Extracted records:
━━━━━━━━━━━━━━━━━━━━━━━━━━━━━━

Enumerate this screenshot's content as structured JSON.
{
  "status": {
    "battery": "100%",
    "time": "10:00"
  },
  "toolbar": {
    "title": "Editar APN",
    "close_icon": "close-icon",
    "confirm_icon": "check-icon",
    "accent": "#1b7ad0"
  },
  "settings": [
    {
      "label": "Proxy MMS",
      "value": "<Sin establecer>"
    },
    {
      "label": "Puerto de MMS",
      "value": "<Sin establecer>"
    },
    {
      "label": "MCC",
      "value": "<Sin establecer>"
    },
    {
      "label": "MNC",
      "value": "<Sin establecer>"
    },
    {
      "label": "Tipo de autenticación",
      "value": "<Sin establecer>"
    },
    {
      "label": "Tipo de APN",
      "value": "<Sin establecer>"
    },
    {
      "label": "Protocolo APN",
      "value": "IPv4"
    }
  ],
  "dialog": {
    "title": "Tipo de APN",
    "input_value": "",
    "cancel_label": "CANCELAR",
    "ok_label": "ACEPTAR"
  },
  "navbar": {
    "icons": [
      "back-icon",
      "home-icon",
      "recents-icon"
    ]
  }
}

━━━━━━━━━━━━━━━━━━━━━━━━━━━━━━

EXERCISE PROMPT: Only lines holding the string "Tipo" are wanted; gather each one from the entries above.

ANSWER TO THIS PROBLEM:
      "label": "Tipo de autenticación",
      "label": "Tipo de APN",
    "title": "Tipo de APN",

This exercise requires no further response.